## What this task involves
Type out the complete listing below word for word, without its pictures.

(Source data)
##########

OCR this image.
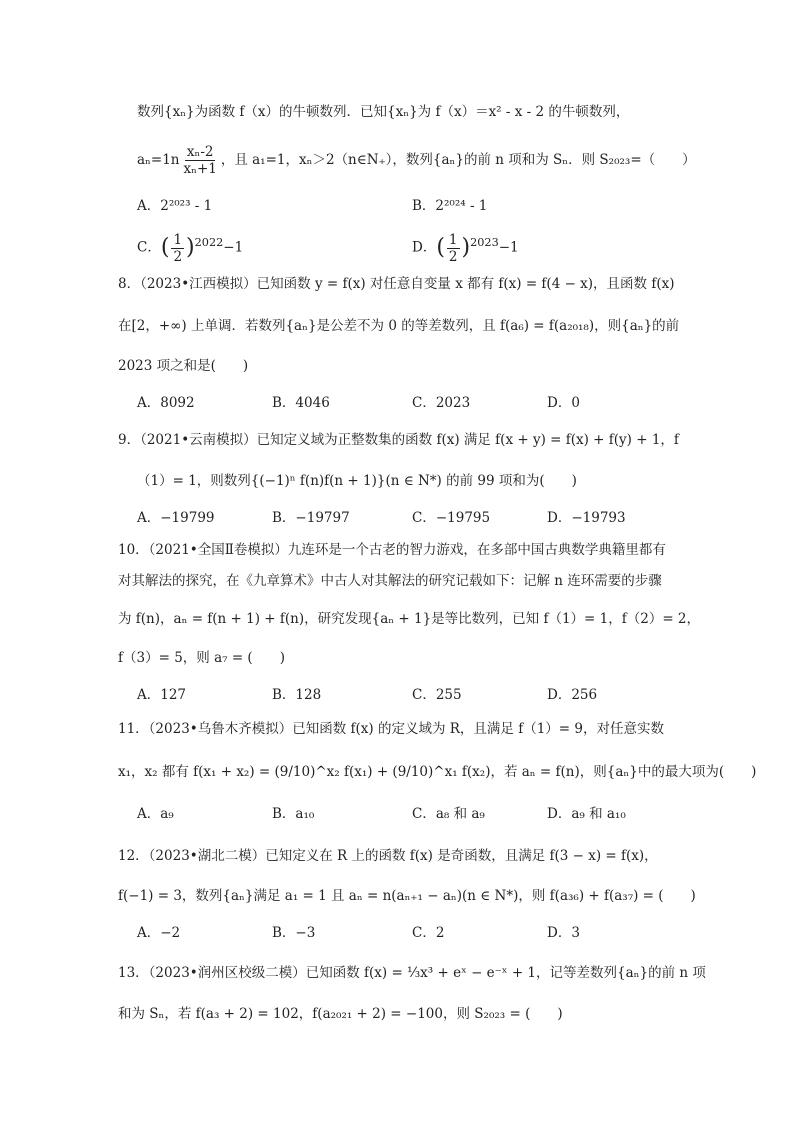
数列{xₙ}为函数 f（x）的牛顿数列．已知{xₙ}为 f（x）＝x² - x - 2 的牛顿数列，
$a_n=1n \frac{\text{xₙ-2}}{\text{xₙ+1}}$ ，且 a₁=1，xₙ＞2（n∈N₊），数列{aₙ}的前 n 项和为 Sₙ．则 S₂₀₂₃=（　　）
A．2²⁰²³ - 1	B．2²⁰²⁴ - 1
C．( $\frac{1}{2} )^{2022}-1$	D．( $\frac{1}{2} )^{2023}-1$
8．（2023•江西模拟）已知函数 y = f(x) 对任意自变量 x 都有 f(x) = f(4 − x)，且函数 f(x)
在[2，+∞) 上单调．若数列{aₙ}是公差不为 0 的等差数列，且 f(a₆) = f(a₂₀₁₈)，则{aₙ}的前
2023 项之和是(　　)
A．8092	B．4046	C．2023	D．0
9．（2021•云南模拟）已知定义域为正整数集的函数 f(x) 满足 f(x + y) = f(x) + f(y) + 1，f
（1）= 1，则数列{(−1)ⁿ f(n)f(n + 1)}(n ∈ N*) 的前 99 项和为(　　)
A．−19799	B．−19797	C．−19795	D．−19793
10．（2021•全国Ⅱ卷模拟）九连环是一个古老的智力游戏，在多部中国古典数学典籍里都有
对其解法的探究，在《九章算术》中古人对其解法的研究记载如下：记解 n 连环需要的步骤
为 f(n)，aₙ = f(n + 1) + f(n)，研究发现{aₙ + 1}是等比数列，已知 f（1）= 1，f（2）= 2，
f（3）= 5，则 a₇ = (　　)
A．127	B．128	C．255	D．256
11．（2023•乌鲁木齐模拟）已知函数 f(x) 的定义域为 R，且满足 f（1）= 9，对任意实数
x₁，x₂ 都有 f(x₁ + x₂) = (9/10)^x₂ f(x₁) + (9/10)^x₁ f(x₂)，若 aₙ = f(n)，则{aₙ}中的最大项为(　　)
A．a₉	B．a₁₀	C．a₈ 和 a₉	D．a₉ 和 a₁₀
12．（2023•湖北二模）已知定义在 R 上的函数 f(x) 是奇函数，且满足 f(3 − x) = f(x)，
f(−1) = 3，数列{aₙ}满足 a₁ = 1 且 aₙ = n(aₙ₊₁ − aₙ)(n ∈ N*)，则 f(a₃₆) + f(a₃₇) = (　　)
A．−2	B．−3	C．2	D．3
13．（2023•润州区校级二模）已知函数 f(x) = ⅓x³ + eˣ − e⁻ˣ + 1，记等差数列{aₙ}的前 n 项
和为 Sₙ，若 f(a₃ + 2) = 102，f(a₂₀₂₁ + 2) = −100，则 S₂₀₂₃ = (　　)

##########

## Completed exercise
OCR this image.
数列{xₙ}为函数 f（x）的牛顿数列．已知{xₙ}为 f（x）＝x² - x - 2 的牛顿数列，
$a_n=1n \frac{\text{xₙ-2}}{\text{xₙ+1}}$ ，且 a₁=1，xₙ＞2（n∈N₊），数列{aₙ}的前 n 项和为 Sₙ．则 S₂₀₂₃=（　　）
A．2²⁰²³ - 1	B．2²⁰²⁴ - 1
C．( $\frac{1}{2} )^{2022}-1$	D．( $\frac{1}{2} )^{2023}-1$
8．（2023•江西模拟）已知函数 y = f(x) 对任意自变量 x 都有 f(x) = f(4 − x)，且函数 f(x)
在[2，+∞) 上单调．若数列{aₙ}是公差不为 0 的等差数列，且 f(a₆) = f(a₂₀₁₈)，则{aₙ}的前
2023 项之和是(　　)
A．8092	B．4046	C．2023	D．0
9．（2021•云南模拟）已知定义域为正整数集的函数 f(x) 满足 f(x + y) = f(x) + f(y) + 1，f
（1）= 1，则数列{(−1)ⁿ f(n)f(n + 1)}(n ∈ N*) 的前 99 项和为(　　)
A．−19799	B．−19797	C．−19795	D．−19793
10．（2021•全国Ⅱ卷模拟）九连环是一个古老的智力游戏，在多部中国古典数学典籍里都有
对其解法的探究，在《九章算术》中古人对其解法的研究记载如下：记解 n 连环需要的步骤
为 f(n)，aₙ = f(n + 1) + f(n)，研究发现{aₙ + 1}是等比数列，已知 f（1）= 1，f（2）= 2，
f（3）= 5，则 a₇ = (　　)
A．127	B．128	C．255	D．256
11．（2023•乌鲁木齐模拟）已知函数 f(x) 的定义域为 R，且满足 f（1）= 9，对任意实数
x₁，x₂ 都有 f(x₁ + x₂) = (9/10)^x₂ f(x₁) + (9/10)^x₁ f(x₂)，若 aₙ = f(n)，则{aₙ}中的最大项为(　　)
A．a₉	B．a₁₀	C．a₈ 和 a₉	D．a₉ 和 a₁₀
12．（2023•湖北二模）已知定义在 R 上的函数 f(x) 是奇函数，且满足 f(3 − x) = f(x)，
f(−1) = 3，数列{aₙ}满足 a₁ = 1 且 aₙ = n(aₙ₊₁ − aₙ)(n ∈ N*)，则 f(a₃₆) + f(a₃₇) = (　　)
A．−2	B．−3	C．2	D．3
13．（2023•润州区校级二模）已知函数 f(x) = ⅓x³ + eˣ − e⁻ˣ + 1，记等差数列{aₙ}的前 n 项
和为 Sₙ，若 f(a₃ + 2) = 102，f(a₂₀₂₁ + 2) = −100，则 S₂₀₂₃ = (　　)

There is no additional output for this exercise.